## Dataset items

** begin **

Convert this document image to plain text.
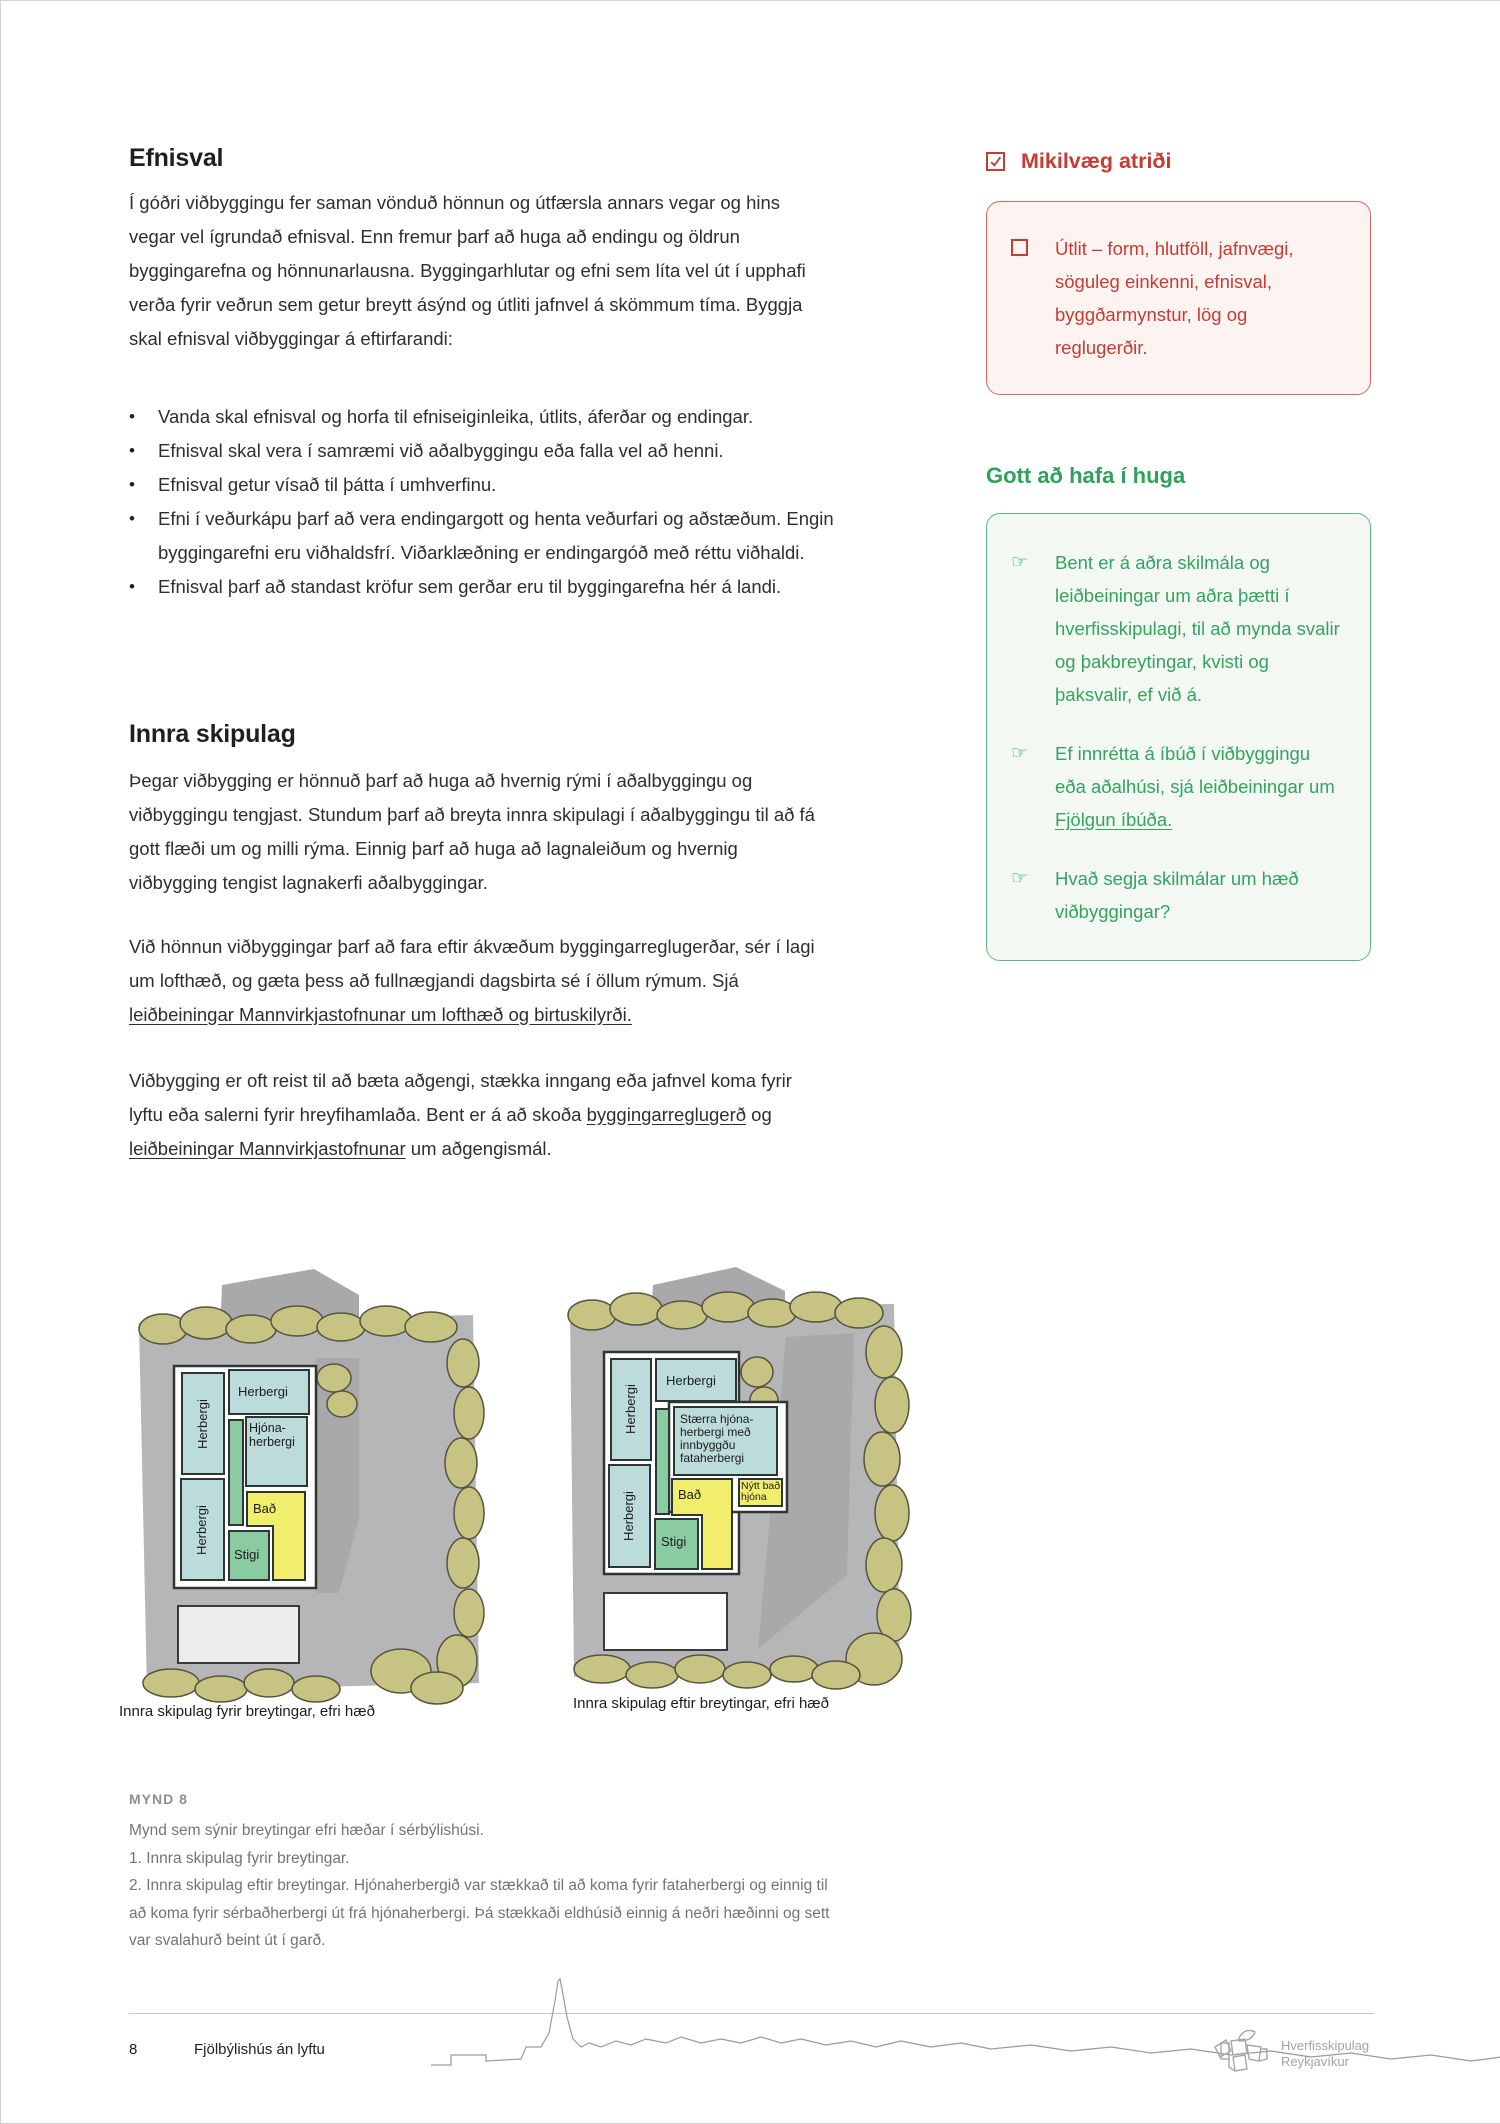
Efnisval

Í góðri viðbyggingu fer saman vönduð hönnun og útfærsla annars vegar og hins vegar vel ígrundað efnisval. Enn fremur þarf að huga að endingu og öldrun byggingarefna og hönnunarlausna. Byggingarhlutar og efni sem líta vel út í upphafi verða fyrir veðrun sem getur breytt ásýnd og útliti jafnvel á skömmum tíma. Byggja skal efnisval viðbyggingar á eftirfarandi:

•	Vanda skal efnisval og horfa til efniseiginleika, útlits, áferðar og endingar.
•	Efnisval skal vera í samræmi við aðalbyggingu eða falla vel að henni.
•	Efnisval getur vísað til þátta í umhverfinu.
•	Efni í veðurkápu þarf að vera endingargott og henta veðurfari og aðstæðum. Engin byggingarefni eru viðhaldsfrí. Viðarklæðning er endingargóð með réttu viðhaldi.
•	Efnisval þarf að standast kröfur sem gerðar eru til byggingarefna hér á landi.
Innra skipulag

Þegar viðbygging er hönnuð þarf að huga að hvernig rými í aðalbyggingu og viðbyggingu tengjast. Stundum þarf að breyta innra skipulagi í aðalbyggingu til að fá gott flæði um og milli rýma. Einnig þarf að huga að lagnaleiðum og hvernig viðbygging tengist lagnakerfi aðalbyggingar.

Við hönnun viðbyggingar þarf að fara eftir ákvæðum byggingarreglugerðar, sér í lagi um lofthæð, og gæta þess að fullnægjandi dagsbirta sé í öllum rýmum. Sjá leiðbeiningar Mannvirkjastofnunar um lofthæð og birtuskilyrði.

Viðbygging er oft reist til að bæta aðgengi, stækka inngang eða jafnvel koma fyrir lyftu eða salerni fyrir hreyfihamlaða. Bent er á að skoða byggingarreglugerð og leiðbeiningar Mannvirkjastofnunar um aðgengismál.

Mikilvæg atriði
Útlit – form, hlutföll, jafnvægi, söguleg einkenni, efnisval, byggðarmynstur, lög og reglugerðir.
Gott að hafa í huga
☞	Bent er á aðra skilmála og leiðbeiningar um aðra þætti í hverfisskipulagi, til að mynda svalir og þakbreytingar, kvisti og þaksvalir, ef við á.
☞	Ef innrétta á íbúð í viðbyggingu eða aðalhúsi, sjá leiðbeiningar um Fjölgun íbúða.
☞	Hvað segja skilmálar um hæð viðbyggingar?
Herbergi
Herbergi
Herbergi
Bað
Stigi
Hjóna- herbergi
Innra skipulag fyrir breytingar, efri hæð
Herbergi
Herbergi
Herbergi
Bað
Stigi
Stærra hjóna- herbergi með innbyggðu fataherbergi
Nýtt bað hjóna
Innra skipulag eftir breytingar, efri hæð
MYND 8
Mynd sem sýnir breytingar efri hæðar í sérbýlishúsi.
1. Innra skipulag fyrir breytingar.
2. Innra skipulag eftir breytingar. Hjónaherbergið var stækkað til að koma fyrir fataherbergi og einnig til að koma fyrir sérbaðherbergi út frá hjónaherbergi. Þá stækkaði eldhúsið einnig á neðri hæðinni og sett var svalahurð beint út í garð.
8	Fjölbýlishús án lyftu	Hverfisskipulag
Reykjavíkur
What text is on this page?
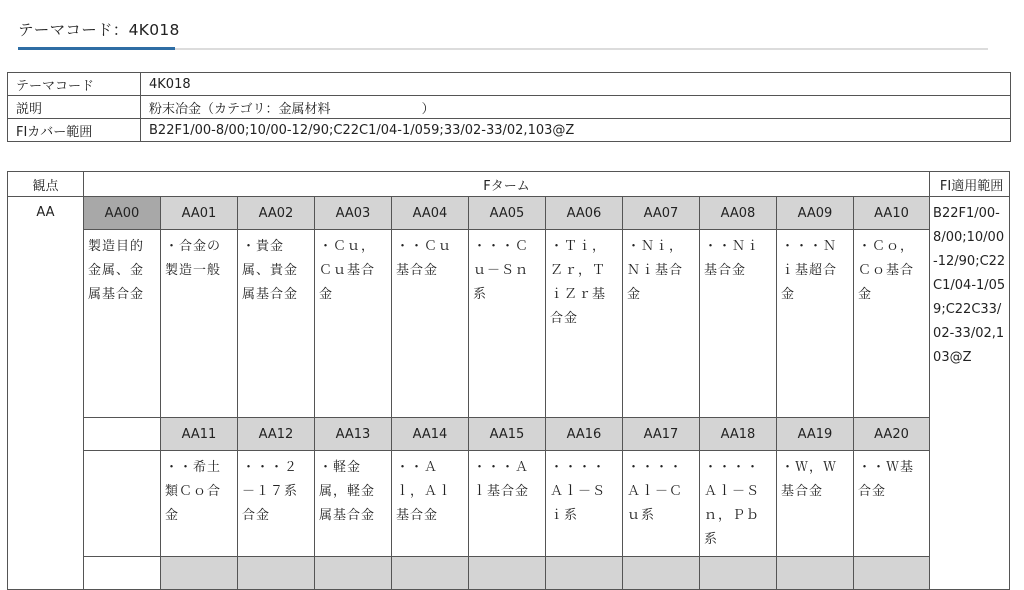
テーマコード：4K018
テーマコード	4K018
説明	粉末冶金（カテゴリ：金属材料　　　　　　　）
FIカバー範囲	B22F1/00-8/00;10/00-12/90;C22C1/04-1/059;33/02-33/02,103@Z
観点	Fターム											FI適用範囲
AA	AA00	AA01	AA02	AA03	AA04	AA05	AA06	AA07	AA08	AA09	AA10	B22F1/00-8/00;10/00-12/90;C22C1/04-1/059;C22C33/02-33/02,103@Z
	製造目的金属、金属基合金	・合金の製造一般	・貴金属、貴金属基合金	・Ｃｕ，Ｃｕ基合金	・・Ｃｕ基合金	・・・Ｃｕ－Ｓｎ系	・Ｔｉ，Ｚｒ，ＴｉＺｒ基合金	・Ｎｉ，Ｎｉ基合金	・・Ｎｉ基合金	・・・Ｎｉ基超合金	・Ｃｏ，Ｃｏ基合金	
		AA11	AA12	AA13	AA14	AA15	AA16	AA17	AA18	AA19	AA20	
		・・希土類Ｃｏ合金	・・・２－１７系合金	・軽金属，軽金属基合金	・・Ａｌ，Ａｌ基合金	・・・Ａｌ基合金	・・・・Ａｌ－Ｓｉ系	・・・・Ａｌ－Ｃｕ系	・・・・Ａｌ－Ｓｎ，Ｐｂ系	・Ｗ，Ｗ基合金	・・Ｗ基合金	
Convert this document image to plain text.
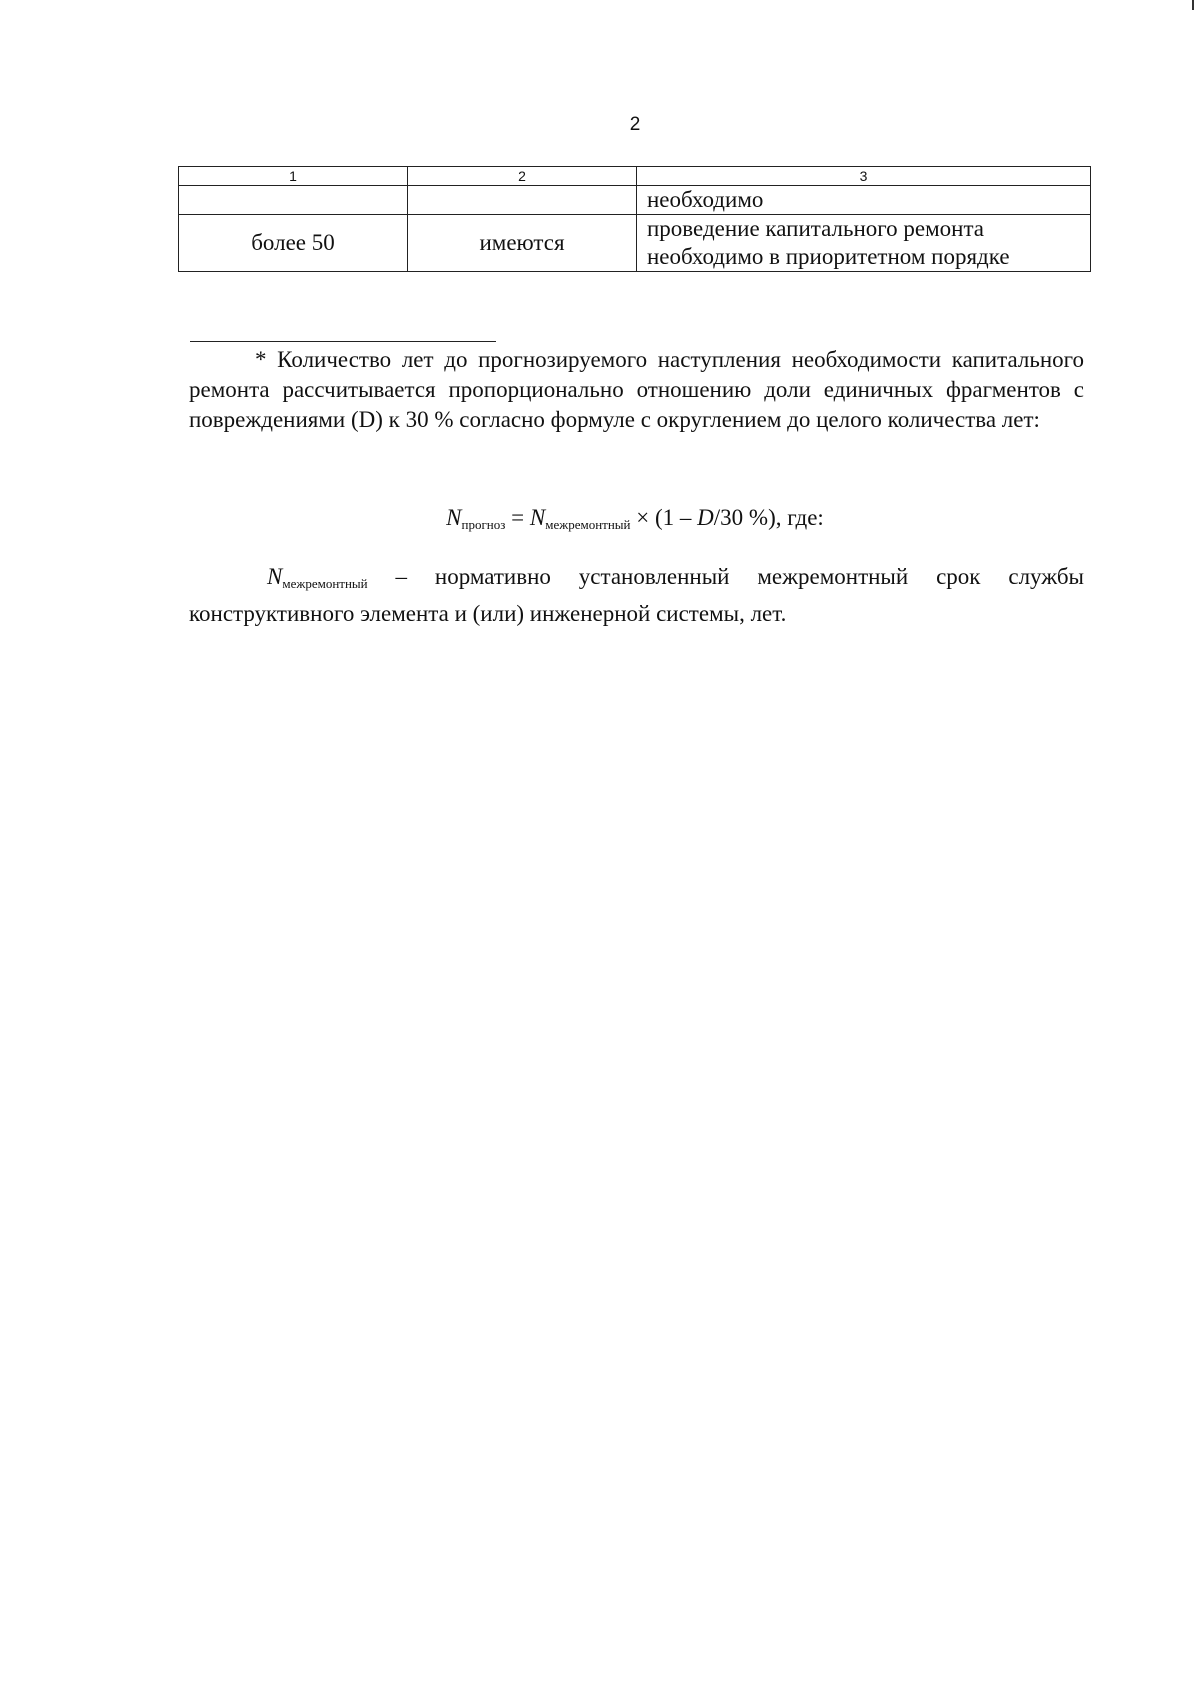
2
1	2	3
		необходимо
более 50	имеются	проведение капитального ремонта необходимо в приоритетном порядке

* Количество лет до прогнозируемого наступления необходимости капитального ремонта рассчитывается пропорционально отношению доли единичных фрагментов с повреждениями (D) к 30 % согласно формуле с округлением до целого количества лет:

$N_{прогноз} = N_{межремонтный} \times (1 - D/30$ %), где:

$N_{межремонтный}$ – нормативно установленный межремонтный срок службы конструктивного элемента и (или) инженерной системы, лет.
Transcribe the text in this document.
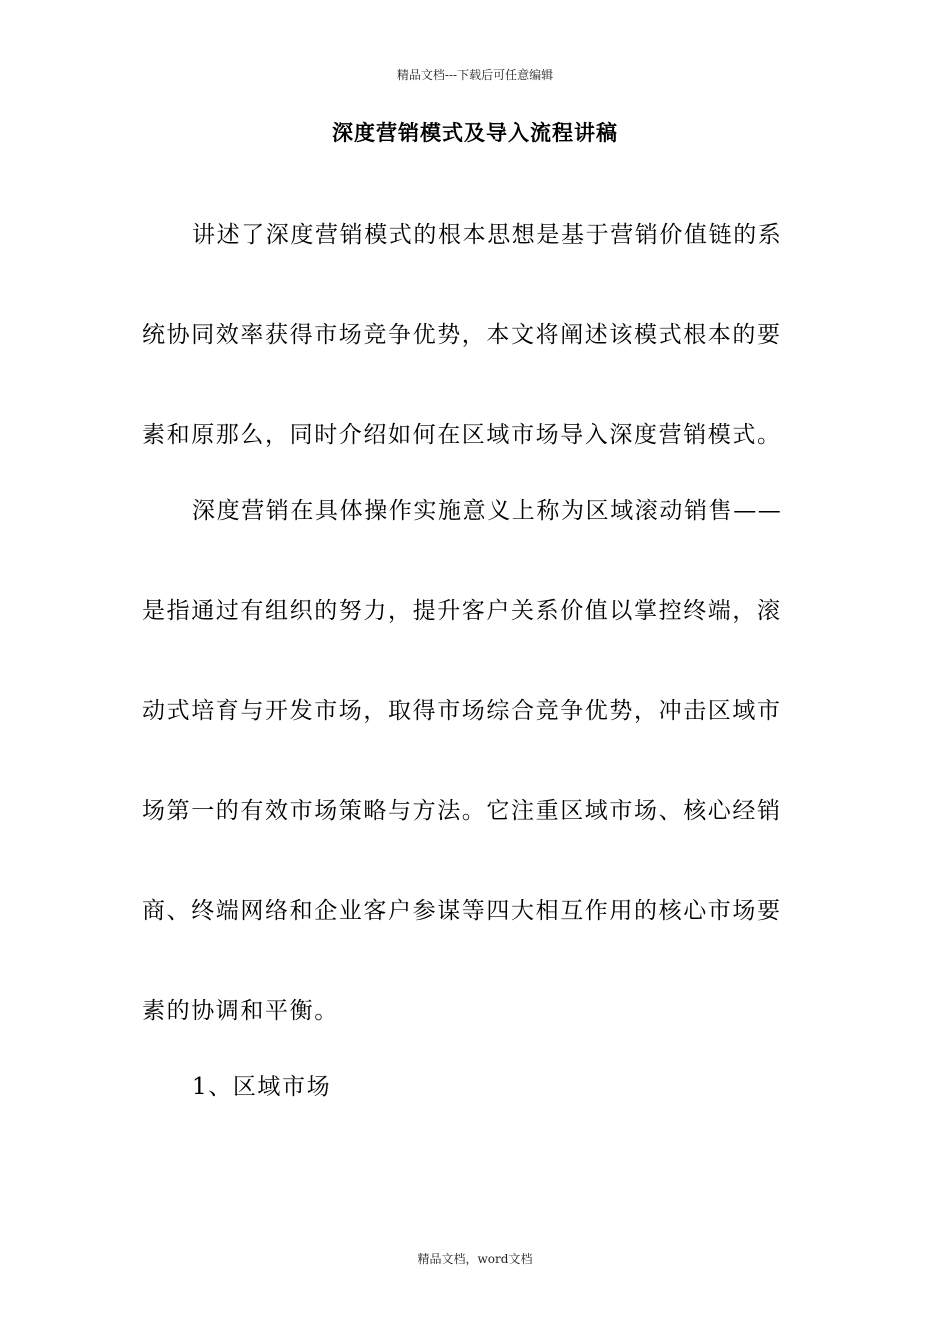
精品文档---下载后可任意编辑
深度营销模式及导入流程讲稿
讲述了深度营销模式的根本思想是基于营销价值链的系
统协同效率获得市场竞争优势，本文将阐述该模式根本的要
素和原那么，同时介绍如何在区域市场导入深度营销模式。
深度营销在具体操作实施意义上称为区域滚动销售——
是指通过有组织的努力，提升客户关系价值以掌控终端，滚
动式培育与开发市场，取得市场综合竞争优势，冲击区域市
场第一的有效市场策略与方法。它注重区域市场、核心经销
商、终端网络和企业客户参谋等四大相互作用的核心市场要
素的协调和平衡。
1、区域市场
精品文档，word文档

** end **

Give back word for word the lines from the one containing "Transcribe the text in this document." through the final line of the data above. Pictures are to be left out.

## Solution for this task
Transcribe the text in this document.
精品文档---下载后可任意编辑
深度营销模式及导入流程讲稿
讲述了深度营销模式的根本思想是基于营销价值链的系
统协同效率获得市场竞争优势，本文将阐述该模式根本的要
素和原那么，同时介绍如何在区域市场导入深度营销模式。
深度营销在具体操作实施意义上称为区域滚动销售——
是指通过有组织的努力，提升客户关系价值以掌控终端，滚
动式培育与开发市场，取得市场综合竞争优势，冲击区域市
场第一的有效市场策略与方法。它注重区域市场、核心经销
商、终端网络和企业客户参谋等四大相互作用的核心市场要
素的协调和平衡。
1、区域市场
精品文档，word文档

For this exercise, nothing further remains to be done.